Extracted data entries
= = = = =

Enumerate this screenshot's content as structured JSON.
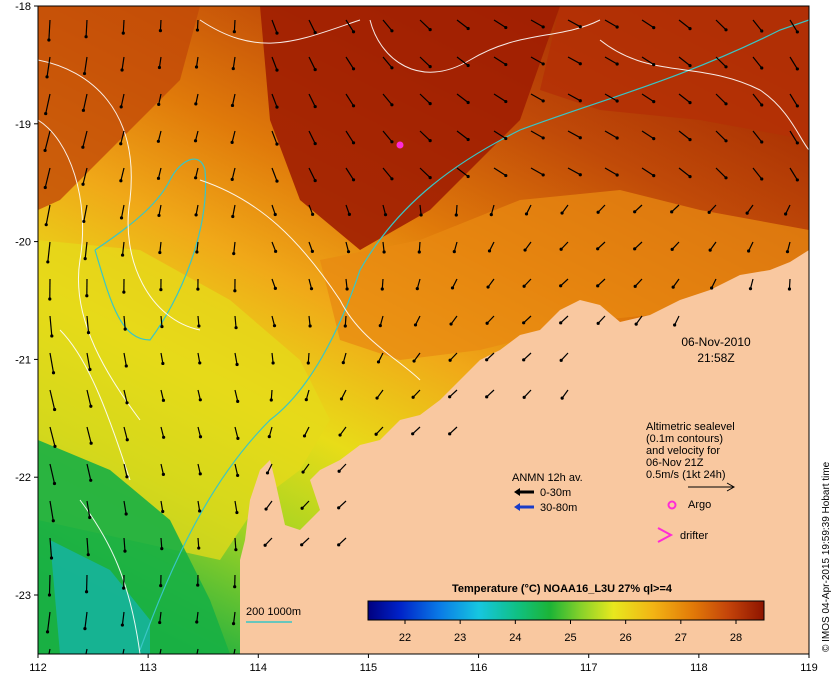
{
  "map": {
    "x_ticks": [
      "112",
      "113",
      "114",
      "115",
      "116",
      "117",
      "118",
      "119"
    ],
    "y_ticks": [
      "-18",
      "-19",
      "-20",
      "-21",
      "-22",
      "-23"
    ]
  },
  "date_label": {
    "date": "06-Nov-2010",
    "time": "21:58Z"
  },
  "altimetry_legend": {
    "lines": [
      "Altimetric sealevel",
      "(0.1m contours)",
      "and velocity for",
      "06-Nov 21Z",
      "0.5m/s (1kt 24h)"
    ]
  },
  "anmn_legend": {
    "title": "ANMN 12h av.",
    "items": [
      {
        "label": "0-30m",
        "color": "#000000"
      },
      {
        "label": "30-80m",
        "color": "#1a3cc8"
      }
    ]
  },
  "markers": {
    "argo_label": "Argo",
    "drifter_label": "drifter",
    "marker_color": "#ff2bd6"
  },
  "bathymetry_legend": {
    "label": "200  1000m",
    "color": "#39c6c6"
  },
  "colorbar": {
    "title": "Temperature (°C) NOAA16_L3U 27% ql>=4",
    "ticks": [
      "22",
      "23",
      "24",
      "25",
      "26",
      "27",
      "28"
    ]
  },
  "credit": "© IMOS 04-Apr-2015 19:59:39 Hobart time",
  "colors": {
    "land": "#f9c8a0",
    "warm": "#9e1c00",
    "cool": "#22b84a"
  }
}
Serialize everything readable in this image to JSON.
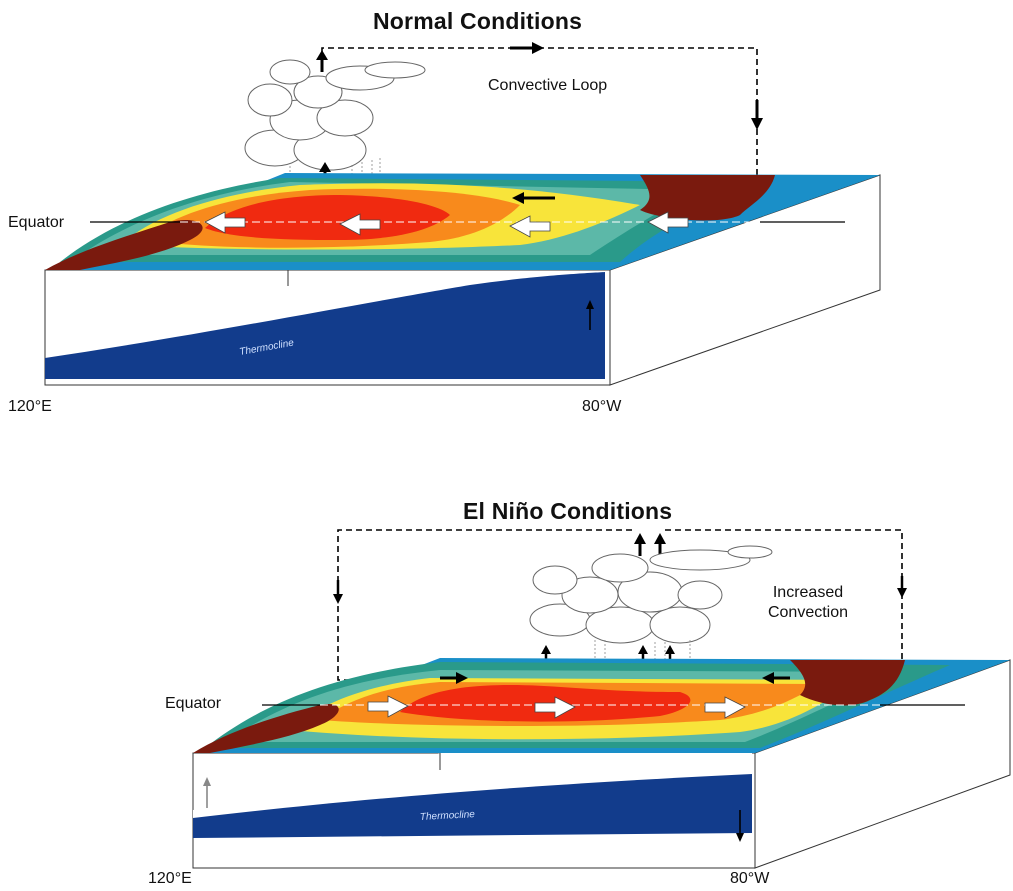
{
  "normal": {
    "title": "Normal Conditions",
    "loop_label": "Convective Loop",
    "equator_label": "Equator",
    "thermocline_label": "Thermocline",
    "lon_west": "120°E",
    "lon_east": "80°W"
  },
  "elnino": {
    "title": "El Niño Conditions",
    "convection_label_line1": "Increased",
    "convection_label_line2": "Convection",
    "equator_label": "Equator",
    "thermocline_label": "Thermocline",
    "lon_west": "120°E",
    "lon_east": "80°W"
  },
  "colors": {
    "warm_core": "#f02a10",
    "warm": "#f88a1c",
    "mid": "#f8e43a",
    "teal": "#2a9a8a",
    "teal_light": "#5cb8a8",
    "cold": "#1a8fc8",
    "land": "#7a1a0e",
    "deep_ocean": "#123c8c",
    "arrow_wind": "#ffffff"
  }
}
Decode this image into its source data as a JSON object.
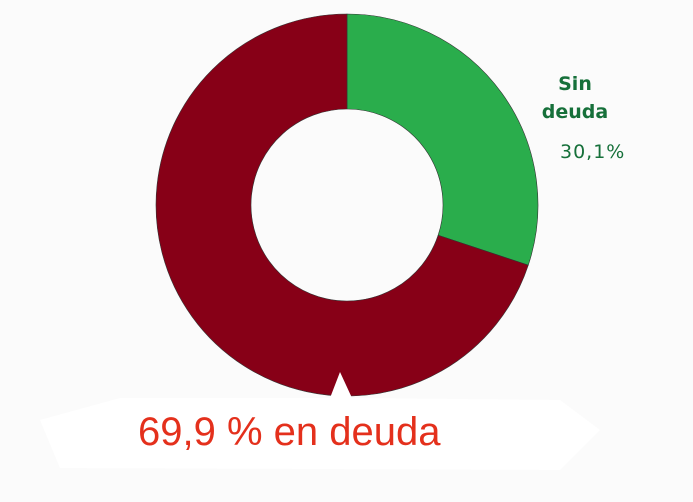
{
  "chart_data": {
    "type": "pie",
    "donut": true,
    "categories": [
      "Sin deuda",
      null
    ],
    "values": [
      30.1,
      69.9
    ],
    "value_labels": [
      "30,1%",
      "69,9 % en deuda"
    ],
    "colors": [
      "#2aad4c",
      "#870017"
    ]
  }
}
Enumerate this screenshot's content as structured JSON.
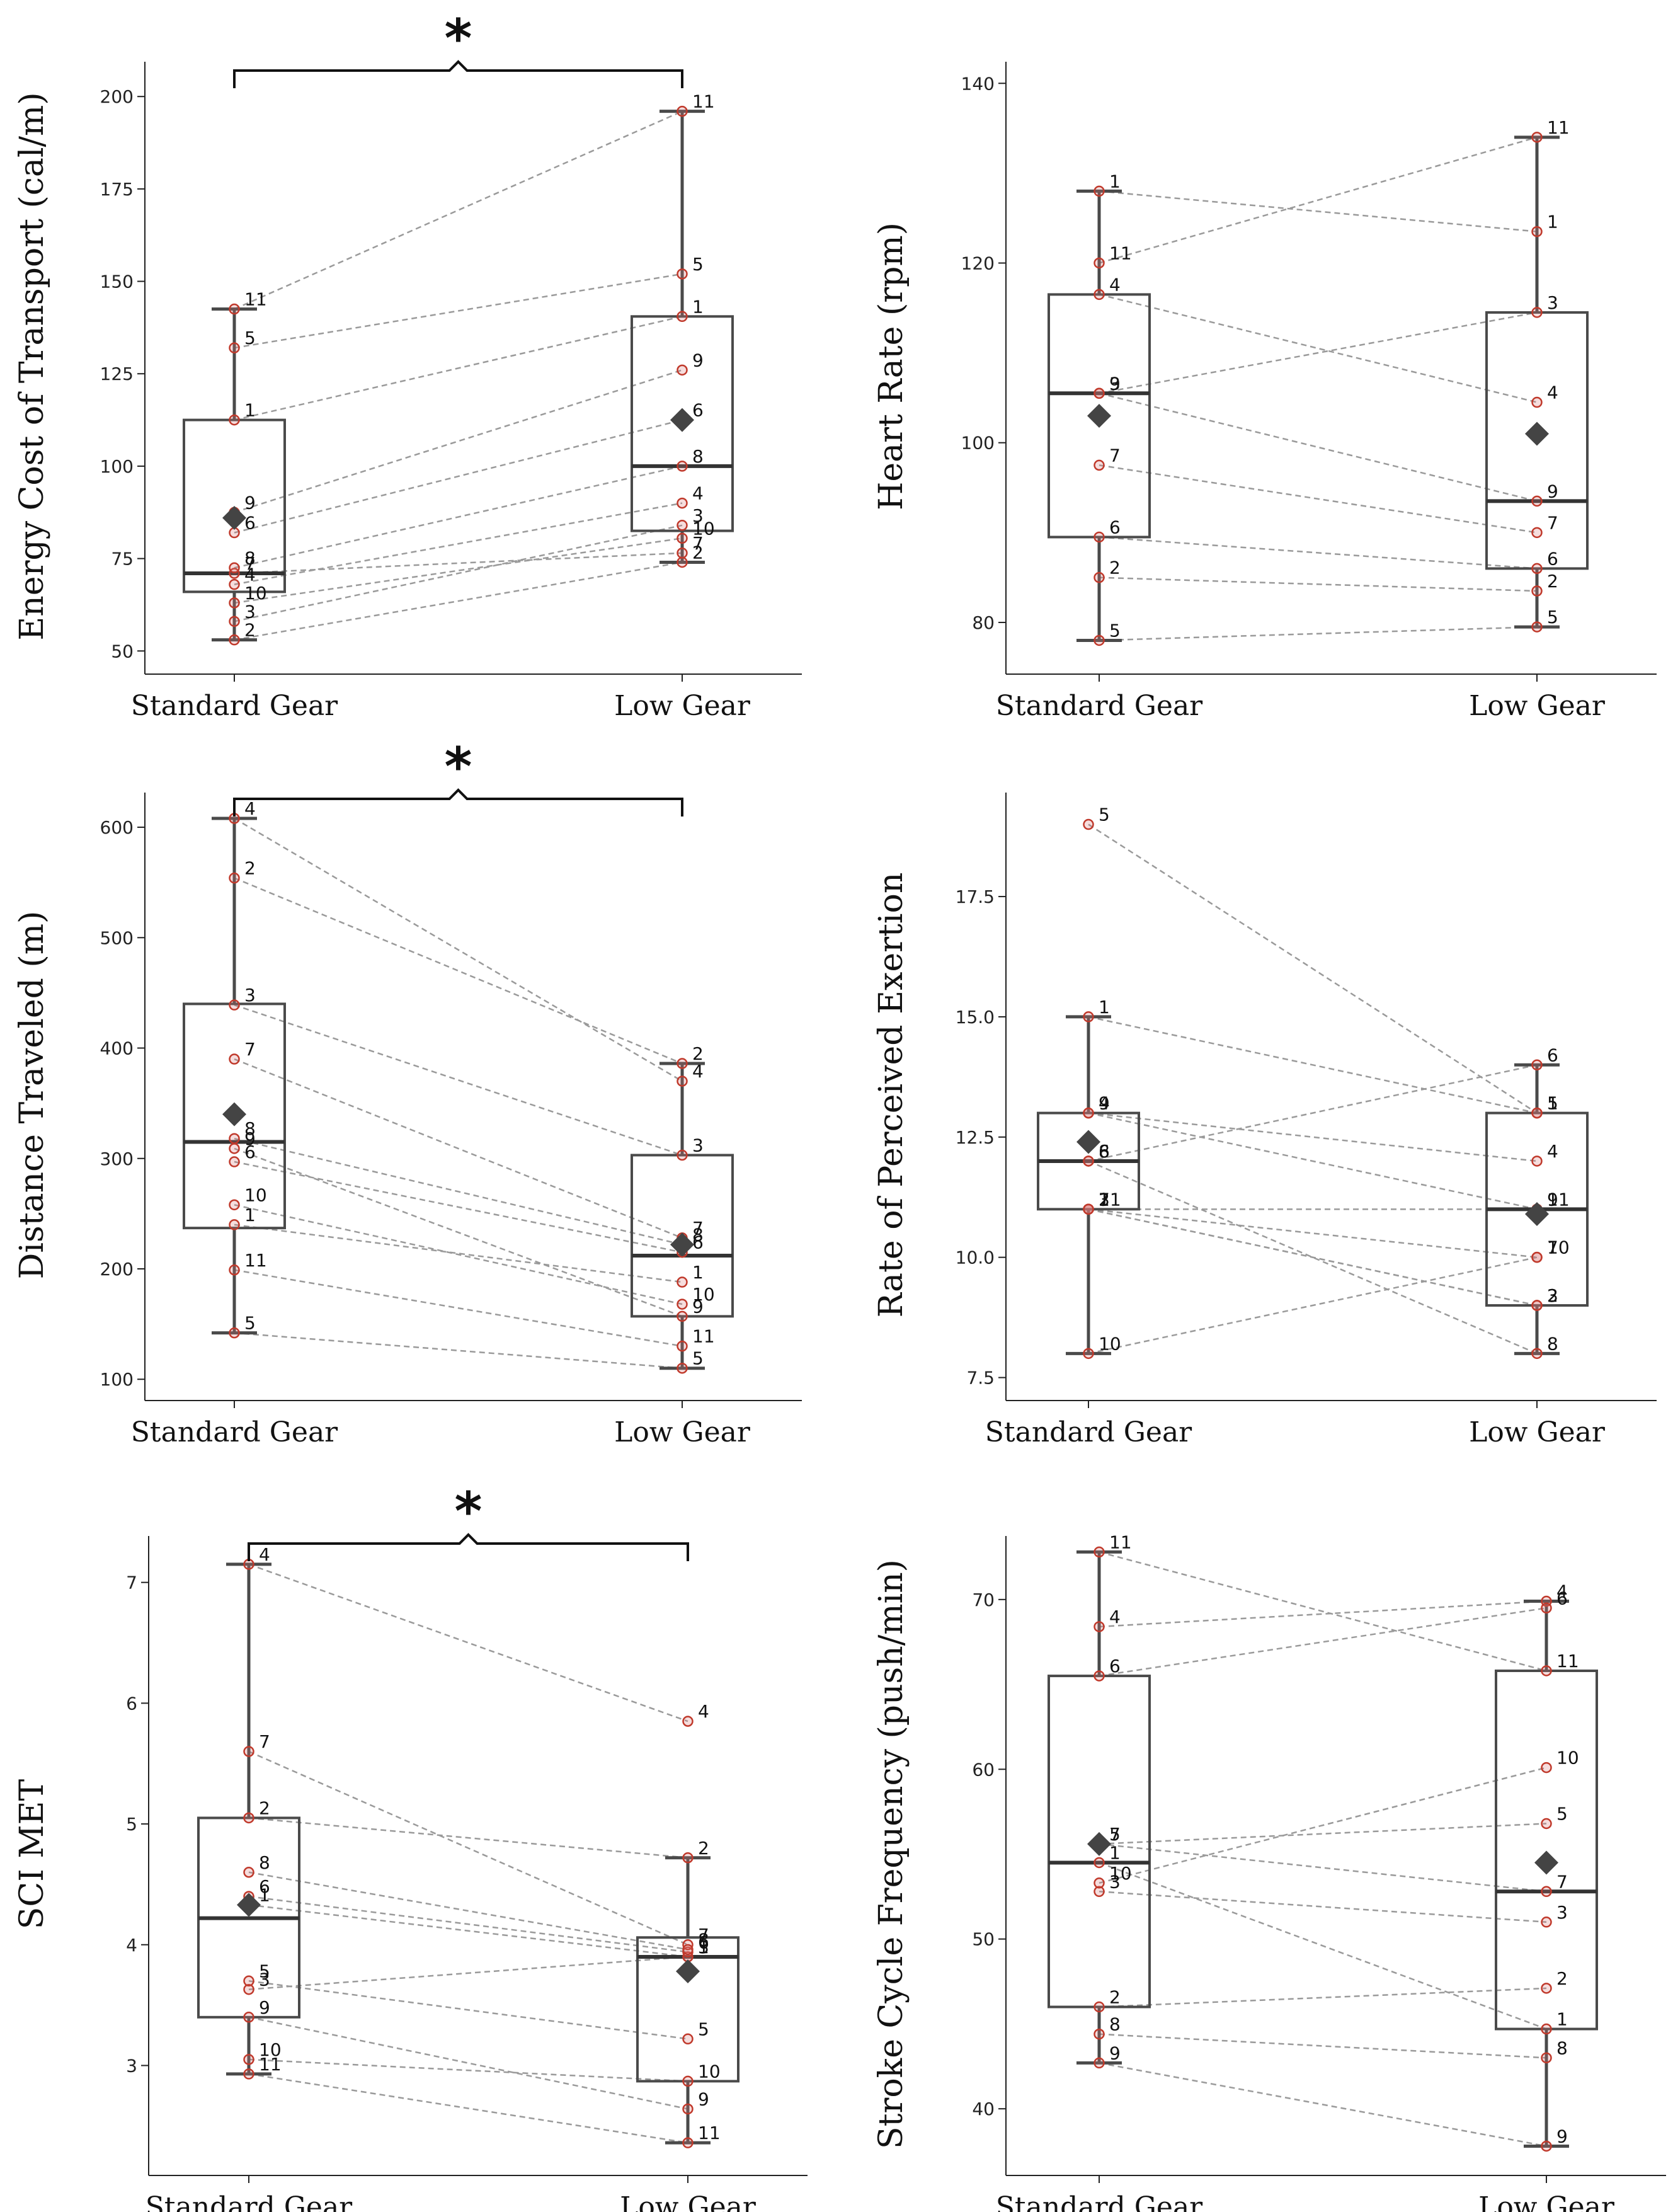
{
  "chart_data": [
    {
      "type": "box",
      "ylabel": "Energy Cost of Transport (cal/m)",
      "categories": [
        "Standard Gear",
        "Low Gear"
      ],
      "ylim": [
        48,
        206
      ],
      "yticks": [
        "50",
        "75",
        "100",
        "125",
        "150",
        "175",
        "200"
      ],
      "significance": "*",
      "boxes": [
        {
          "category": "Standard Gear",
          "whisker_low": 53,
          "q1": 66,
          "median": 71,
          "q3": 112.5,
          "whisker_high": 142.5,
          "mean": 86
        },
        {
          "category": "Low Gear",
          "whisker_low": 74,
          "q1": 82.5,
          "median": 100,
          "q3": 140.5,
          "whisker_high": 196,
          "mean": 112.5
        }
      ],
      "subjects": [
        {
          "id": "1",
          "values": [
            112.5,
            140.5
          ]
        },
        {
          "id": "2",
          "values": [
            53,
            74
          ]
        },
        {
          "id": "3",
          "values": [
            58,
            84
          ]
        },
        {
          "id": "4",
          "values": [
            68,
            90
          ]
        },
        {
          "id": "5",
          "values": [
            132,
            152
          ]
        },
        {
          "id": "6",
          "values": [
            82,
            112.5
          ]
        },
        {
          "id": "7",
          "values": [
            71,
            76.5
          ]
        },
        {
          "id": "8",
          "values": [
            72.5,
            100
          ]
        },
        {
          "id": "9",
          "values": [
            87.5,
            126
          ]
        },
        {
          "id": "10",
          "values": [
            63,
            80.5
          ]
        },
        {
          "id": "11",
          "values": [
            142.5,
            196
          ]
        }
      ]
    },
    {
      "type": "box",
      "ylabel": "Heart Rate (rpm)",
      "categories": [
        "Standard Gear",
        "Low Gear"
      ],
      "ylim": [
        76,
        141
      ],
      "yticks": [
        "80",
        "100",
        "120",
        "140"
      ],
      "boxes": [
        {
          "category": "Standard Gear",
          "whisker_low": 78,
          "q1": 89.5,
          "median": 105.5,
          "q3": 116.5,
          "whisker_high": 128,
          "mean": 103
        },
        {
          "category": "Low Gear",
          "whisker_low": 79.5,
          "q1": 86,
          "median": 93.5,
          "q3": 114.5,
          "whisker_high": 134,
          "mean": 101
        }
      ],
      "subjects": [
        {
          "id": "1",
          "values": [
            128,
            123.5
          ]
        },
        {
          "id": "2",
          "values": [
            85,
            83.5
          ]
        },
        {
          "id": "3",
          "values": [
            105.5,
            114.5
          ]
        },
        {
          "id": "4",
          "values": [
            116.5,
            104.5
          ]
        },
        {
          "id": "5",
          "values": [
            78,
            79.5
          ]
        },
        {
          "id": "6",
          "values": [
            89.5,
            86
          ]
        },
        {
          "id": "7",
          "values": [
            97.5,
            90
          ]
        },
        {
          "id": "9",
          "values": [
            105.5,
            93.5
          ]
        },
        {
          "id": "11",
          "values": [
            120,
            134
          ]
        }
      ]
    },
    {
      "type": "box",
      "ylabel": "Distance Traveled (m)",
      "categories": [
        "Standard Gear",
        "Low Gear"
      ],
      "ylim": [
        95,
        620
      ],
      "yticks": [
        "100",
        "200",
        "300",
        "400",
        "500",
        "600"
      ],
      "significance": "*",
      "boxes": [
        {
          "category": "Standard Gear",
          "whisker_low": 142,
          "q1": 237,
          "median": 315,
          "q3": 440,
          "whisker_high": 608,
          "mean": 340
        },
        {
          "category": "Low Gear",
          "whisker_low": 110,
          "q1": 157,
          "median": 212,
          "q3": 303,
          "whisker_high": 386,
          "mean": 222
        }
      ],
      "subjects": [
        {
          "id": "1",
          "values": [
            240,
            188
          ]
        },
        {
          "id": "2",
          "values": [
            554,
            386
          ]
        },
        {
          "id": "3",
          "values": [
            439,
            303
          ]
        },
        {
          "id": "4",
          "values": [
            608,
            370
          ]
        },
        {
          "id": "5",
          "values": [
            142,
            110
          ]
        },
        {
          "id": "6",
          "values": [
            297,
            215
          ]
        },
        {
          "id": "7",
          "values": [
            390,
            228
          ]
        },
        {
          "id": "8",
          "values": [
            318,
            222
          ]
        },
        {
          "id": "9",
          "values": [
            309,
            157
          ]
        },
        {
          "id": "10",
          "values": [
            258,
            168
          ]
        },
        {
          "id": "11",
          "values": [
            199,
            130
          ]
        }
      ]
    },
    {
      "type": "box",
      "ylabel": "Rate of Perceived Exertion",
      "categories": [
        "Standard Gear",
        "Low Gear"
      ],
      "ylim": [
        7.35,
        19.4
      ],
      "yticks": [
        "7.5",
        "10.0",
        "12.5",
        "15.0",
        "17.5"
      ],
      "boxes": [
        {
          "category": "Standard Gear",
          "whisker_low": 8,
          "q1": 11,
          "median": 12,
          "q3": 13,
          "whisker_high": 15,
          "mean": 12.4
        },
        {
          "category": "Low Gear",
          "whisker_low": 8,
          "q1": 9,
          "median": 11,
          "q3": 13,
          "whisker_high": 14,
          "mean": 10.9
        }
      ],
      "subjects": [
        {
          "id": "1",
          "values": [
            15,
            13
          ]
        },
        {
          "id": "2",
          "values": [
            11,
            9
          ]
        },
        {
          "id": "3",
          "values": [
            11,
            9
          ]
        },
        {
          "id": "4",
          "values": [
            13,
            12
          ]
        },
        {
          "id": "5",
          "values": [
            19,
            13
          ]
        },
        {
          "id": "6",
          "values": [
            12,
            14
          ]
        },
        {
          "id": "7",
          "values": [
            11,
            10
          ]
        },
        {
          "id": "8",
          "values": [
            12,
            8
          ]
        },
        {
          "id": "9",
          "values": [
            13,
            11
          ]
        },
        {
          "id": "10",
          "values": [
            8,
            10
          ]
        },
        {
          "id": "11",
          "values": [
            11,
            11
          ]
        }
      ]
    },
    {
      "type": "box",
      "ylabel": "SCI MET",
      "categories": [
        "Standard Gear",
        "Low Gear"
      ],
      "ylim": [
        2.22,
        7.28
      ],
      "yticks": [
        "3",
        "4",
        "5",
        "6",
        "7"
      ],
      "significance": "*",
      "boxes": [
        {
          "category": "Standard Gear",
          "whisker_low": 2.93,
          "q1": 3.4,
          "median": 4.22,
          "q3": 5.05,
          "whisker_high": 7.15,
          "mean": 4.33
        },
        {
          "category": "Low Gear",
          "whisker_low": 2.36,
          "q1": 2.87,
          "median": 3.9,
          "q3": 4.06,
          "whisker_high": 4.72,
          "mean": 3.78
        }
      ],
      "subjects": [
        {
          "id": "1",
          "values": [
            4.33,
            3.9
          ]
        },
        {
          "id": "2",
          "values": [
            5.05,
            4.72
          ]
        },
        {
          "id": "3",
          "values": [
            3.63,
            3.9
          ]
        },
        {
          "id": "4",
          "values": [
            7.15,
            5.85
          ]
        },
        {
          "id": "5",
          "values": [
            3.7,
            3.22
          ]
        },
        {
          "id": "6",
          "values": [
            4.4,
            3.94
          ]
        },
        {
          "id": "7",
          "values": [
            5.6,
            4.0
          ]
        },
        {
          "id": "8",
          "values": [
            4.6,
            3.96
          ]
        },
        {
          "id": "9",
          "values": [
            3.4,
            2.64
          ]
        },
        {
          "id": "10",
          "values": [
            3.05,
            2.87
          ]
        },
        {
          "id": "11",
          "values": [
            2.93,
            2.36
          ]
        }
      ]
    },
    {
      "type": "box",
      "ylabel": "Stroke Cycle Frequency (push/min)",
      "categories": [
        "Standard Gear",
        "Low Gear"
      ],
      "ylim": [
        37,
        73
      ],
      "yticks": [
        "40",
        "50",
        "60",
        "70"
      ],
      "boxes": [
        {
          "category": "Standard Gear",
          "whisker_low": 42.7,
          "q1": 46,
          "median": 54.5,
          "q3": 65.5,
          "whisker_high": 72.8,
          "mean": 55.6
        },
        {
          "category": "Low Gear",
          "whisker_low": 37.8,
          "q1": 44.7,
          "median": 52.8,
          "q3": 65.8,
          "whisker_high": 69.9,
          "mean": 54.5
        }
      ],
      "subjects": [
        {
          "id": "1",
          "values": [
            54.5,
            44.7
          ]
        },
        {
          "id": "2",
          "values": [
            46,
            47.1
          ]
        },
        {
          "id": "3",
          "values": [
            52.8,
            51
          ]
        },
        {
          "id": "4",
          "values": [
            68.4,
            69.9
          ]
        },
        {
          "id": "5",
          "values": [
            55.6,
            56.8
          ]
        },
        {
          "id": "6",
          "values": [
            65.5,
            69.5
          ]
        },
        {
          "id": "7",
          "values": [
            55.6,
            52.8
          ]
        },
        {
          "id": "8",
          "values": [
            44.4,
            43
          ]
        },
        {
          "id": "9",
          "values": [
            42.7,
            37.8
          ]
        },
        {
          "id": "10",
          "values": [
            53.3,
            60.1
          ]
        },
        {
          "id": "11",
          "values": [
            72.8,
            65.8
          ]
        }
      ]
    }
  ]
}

= = = = =

- [Directive]: Find each line holding the string "image" and copy it out.

- [Reply to the exercise]:
Serialize everything readable in this image to JSON.
Decode this image into its source data as a JSON object.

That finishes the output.